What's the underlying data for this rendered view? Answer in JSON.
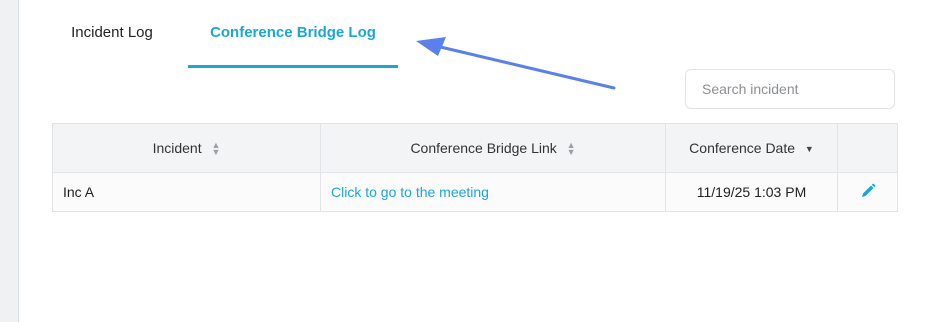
{
  "tabs": {
    "incident_log": "Incident Log",
    "conference_bridge_log": "Conference Bridge Log"
  },
  "search": {
    "placeholder": "Search incident"
  },
  "table": {
    "headers": {
      "incident": "Incident",
      "link": "Conference Bridge Link",
      "date": "Conference Date"
    },
    "rows": [
      {
        "incident": "Inc A",
        "link": "Click to go to the meeting",
        "date": "11/19/25 1:03 PM",
        "action_icon": "pencil-icon"
      }
    ]
  },
  "colors": {
    "accent": "#1aa7d8",
    "annotation_arrow": "#5b80ee"
  }
}
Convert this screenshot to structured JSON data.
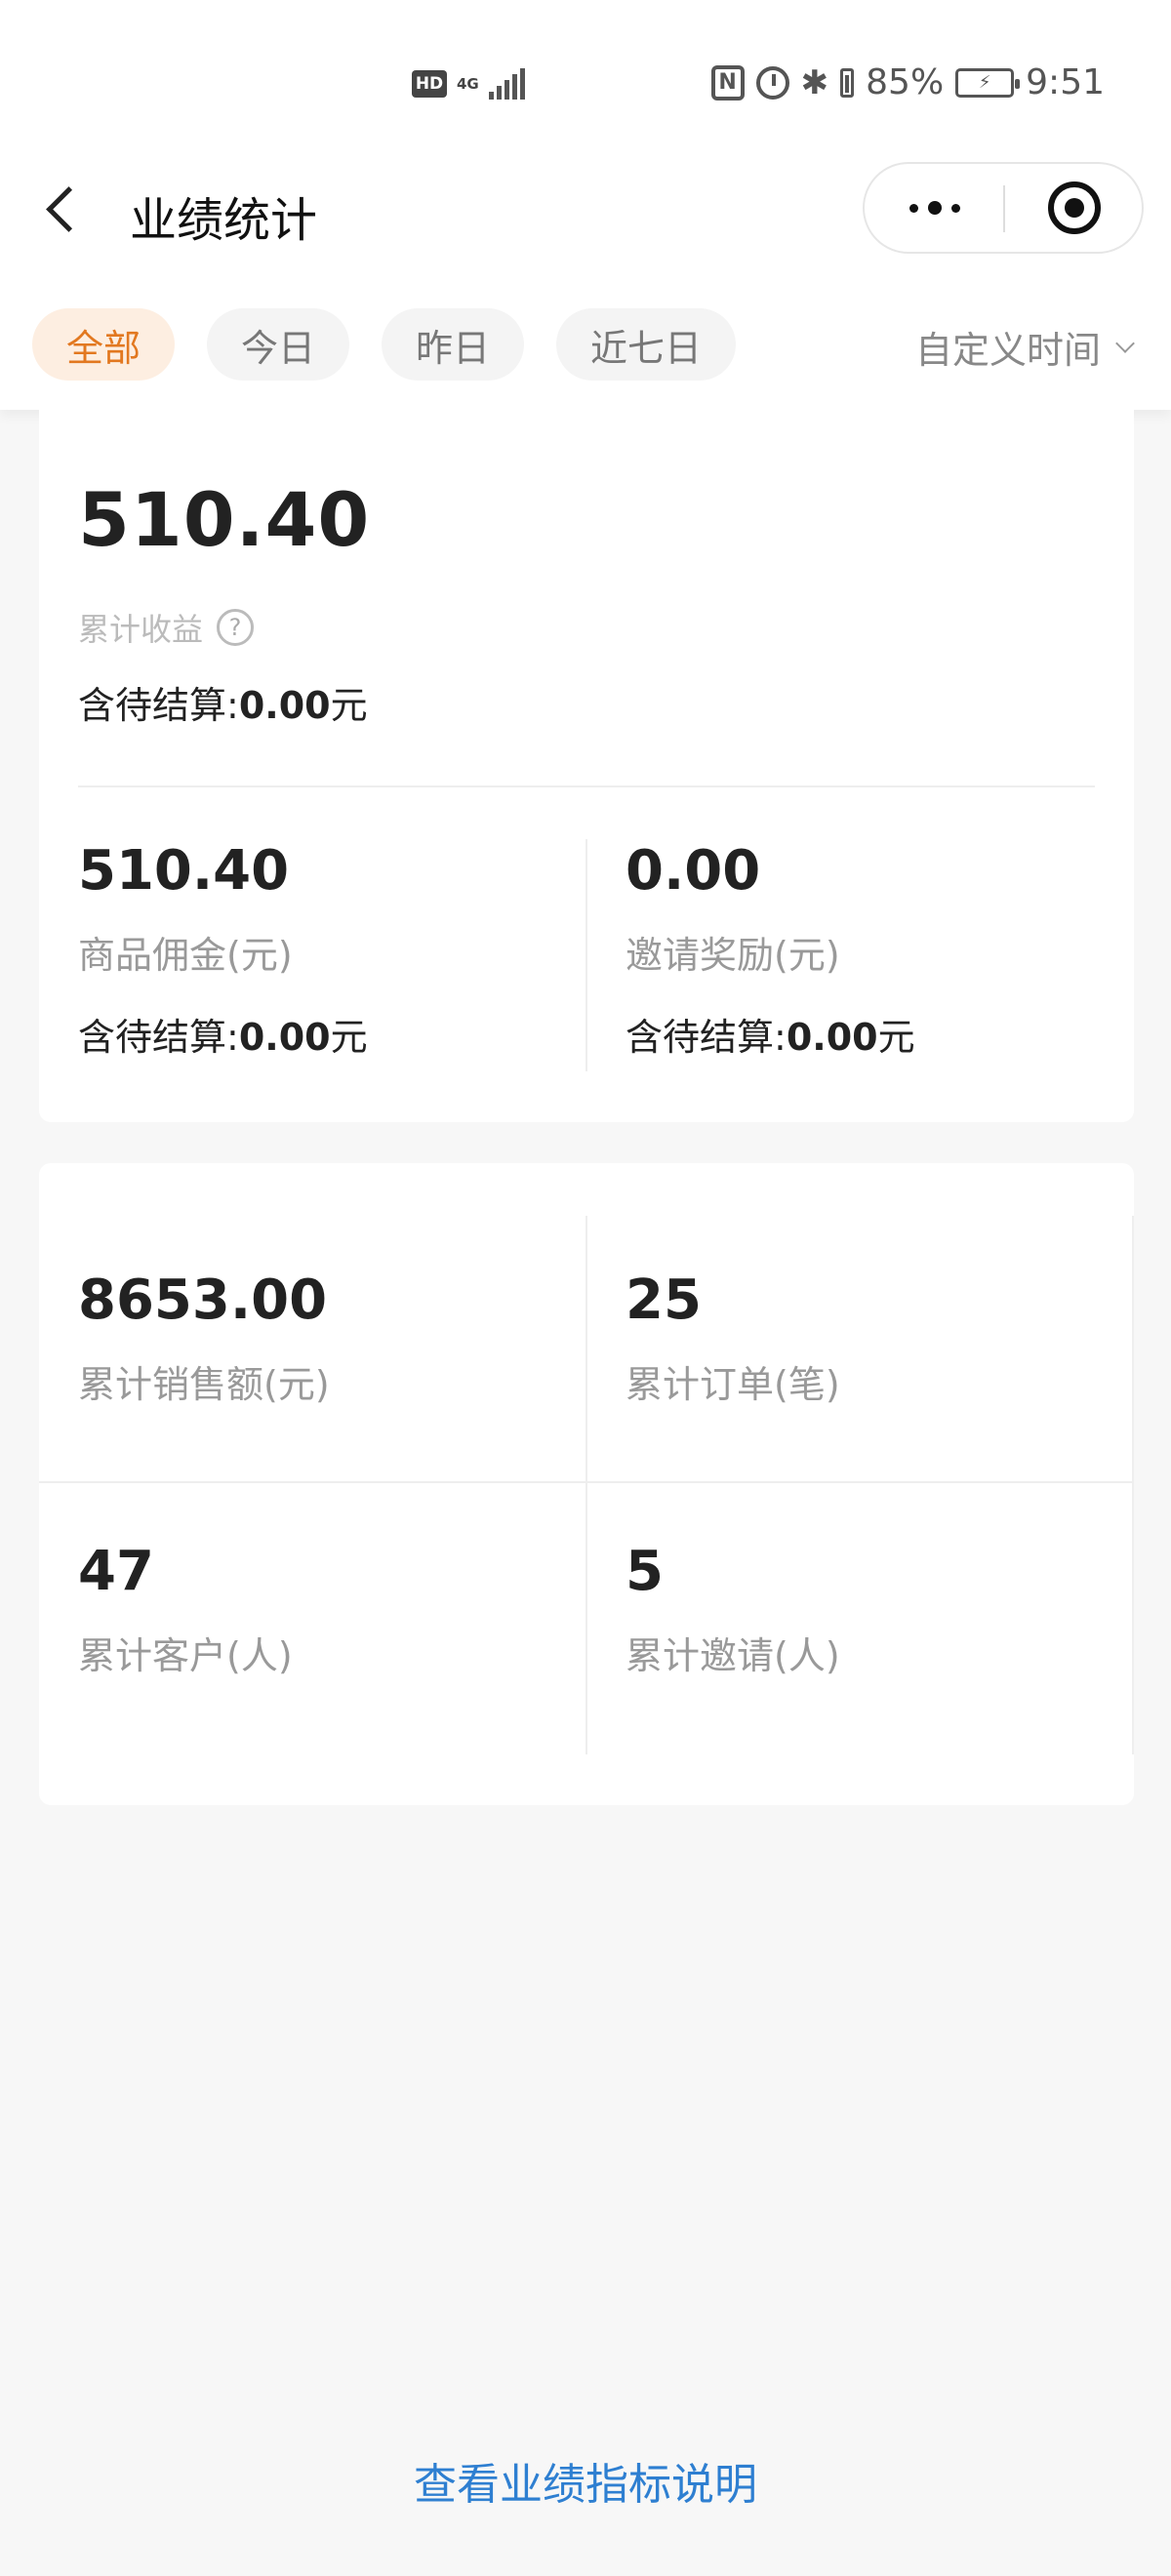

DESCRIPTION OF THE TASK: Write out the full set of lines verbatim, without the pictures.

RESULT OF THIS TASK:
What's the underlying data for this rendered view? Answer in JSON.
{
  "tabs": {
    "incident_log": "Incident Log",
    "conference_bridge_log": "Conference Bridge Log"
  },
  "search": {
    "placeholder": "Search incident"
  },
  "table": {
    "headers": {
      "incident": "Incident",
      "link": "Conference Bridge Link",
      "date": "Conference Date"
    },
    "rows": [
      {
        "incident": "Inc A",
        "link": "Click to go to the meeting",
        "date": "11/19/25 1:03 PM",
        "action_icon": "pencil-icon"
      }
    ]
  },
  "colors": {
    "accent": "#1aa7d8",
    "annotation_arrow": "#5b80ee"
  }
}
Convert this screenshot to structured JSON data.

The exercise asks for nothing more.